### 出題内容 1
抜粋のうち「今日はジュリーの新譜『三年想」から「ず電車内で通して聴きました。」までの部分を両端も含めて取り出し、「新譜」を「新作」に置き換えて書き直してください。
### 出題内容 2
抜粋によると、「一握り人の罪」を聴いて最初に耳に飛び込んできたものは何でしたか。

### 選んだ抜粋
------
本当に、ジュリーの言ってた通りだなぁ。読み返して「この表現はダメだ」と考えあぐねて、だんだん柔らかい言葉に変わってくる・・・それでも残っている「痛い」言葉もある・・・。
今日はジュリーの新譜『三年想いよ』から、いよいよ最後の考察記事です。4曲目「一握り人の罪」と、シークレット・トラックの5曲目「みんな入ろ」を同時に採り上げたいと思います。
「一握り人の罪」と言えば・・・今、ジュリーファンよりもむしろファン以外の方々のweb上での反応がとても多いようです。一昨年の「F.A.P.P.」昨年の「Fridays Voice」の時もそうでした。
いつも読んでくださっているジュリーファンのみなさまには、今回のこの記事が「楽しい」とは言い難い長文になることを、最初にお詫び申し上げます(この埋め合わせは、次回からサクサクと明るいお題記事を連発してゆくことで頑張っていきたいと思います)。
畏れながら、伝授です!
1曲目「三年想いよ」の記事で書きましたが、僕はこの新譜を仕事からの帰宅途中に購入し、歌詞やクレジットを見ずにまず電車内で通して聴きました。
事前にiTunesのサイトにて各トラックの演奏時間をチェックしていて、僕はそれも参考にしながら楽曲内容を予想したわけですが、いざ実際に聴いた時、この「一握り人の罪」には全4曲中最も意表を突かれました。「怒りと悲しみを前面に押し出したラウド・ロック」との予想に反し、まず耳に飛び込んできたのは、美しいアコースティック・ギターのストローク・アンサンブルでした。
------
データセット項目

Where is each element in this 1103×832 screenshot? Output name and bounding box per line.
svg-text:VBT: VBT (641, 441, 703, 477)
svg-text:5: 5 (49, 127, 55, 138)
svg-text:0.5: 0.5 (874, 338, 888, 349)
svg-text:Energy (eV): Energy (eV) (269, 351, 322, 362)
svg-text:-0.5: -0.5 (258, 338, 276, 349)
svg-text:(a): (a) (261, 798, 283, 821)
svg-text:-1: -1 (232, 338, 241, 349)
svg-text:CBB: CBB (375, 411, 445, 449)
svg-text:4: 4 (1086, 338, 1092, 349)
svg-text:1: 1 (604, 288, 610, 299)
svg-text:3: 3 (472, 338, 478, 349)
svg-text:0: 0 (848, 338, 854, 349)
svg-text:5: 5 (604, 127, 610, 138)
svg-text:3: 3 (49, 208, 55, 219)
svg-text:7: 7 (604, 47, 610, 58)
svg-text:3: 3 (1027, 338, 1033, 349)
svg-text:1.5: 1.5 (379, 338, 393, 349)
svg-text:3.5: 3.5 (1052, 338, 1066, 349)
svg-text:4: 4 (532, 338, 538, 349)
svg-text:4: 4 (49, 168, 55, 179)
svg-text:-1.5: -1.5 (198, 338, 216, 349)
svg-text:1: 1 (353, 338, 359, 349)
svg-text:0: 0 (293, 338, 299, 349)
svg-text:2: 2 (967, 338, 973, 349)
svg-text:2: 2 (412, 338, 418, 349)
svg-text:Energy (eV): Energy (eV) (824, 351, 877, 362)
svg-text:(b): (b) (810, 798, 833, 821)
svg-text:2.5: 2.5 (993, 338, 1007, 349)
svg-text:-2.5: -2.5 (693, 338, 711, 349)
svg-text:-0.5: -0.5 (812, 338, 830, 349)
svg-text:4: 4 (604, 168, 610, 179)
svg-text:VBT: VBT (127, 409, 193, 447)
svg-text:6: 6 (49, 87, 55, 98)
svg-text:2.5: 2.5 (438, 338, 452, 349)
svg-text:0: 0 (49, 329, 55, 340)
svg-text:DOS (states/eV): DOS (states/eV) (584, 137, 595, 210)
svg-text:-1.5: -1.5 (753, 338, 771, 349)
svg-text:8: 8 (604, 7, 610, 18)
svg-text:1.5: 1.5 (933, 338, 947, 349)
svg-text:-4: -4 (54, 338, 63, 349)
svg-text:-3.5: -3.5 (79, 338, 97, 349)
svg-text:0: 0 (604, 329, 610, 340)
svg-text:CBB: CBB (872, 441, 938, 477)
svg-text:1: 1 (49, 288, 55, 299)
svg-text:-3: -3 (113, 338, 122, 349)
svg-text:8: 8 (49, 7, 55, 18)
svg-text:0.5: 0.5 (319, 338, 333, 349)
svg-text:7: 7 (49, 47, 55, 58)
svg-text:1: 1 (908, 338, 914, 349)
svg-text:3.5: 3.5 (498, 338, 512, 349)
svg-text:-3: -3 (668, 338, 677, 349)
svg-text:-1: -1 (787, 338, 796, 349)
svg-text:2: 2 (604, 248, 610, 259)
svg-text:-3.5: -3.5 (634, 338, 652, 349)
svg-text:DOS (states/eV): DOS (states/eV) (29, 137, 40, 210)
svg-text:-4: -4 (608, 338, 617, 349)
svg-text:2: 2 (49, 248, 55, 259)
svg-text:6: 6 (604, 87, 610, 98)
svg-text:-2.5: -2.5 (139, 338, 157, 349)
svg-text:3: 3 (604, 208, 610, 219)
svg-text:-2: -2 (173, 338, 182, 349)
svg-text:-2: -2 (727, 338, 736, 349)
------
### 模範解答 1
今日はジュリーの新作『三年想いよ』から、いよいよ最後の考察記事です。4曲目「一握り人の罪」と、シークレット・トラックの5曲目「みんな入ろ」を同時に採り上げたいと思います。
「一握り人の罪」と言えば・・・今、ジュリーファンよりもむしろファン以外の方々のweb上での反応がとても多いようです。一昨年の「F.A.P.P.」昨年の「Fridays Voice」の時もそうでした。
いつも読んでくださっているジュリーファンのみなさまには、今回のこの記事が「楽しい」とは言い難い長文になることを、最初にお詫び申し上げます(この埋め合わせは、次回からサクサクと明るいお題記事を連発してゆくことで頑張っていきたいと思います)。
畏れながら、伝授です!
1曲目「三年想いよ」の記事で書きましたが、僕はこの新作を仕事からの帰宅途中に購入し、歌詞やクレジットを見ずにまず電車内で通して聴きました。

### 模範解答 2
美しいアコースティック・ギターのストローク・アンサンブルです。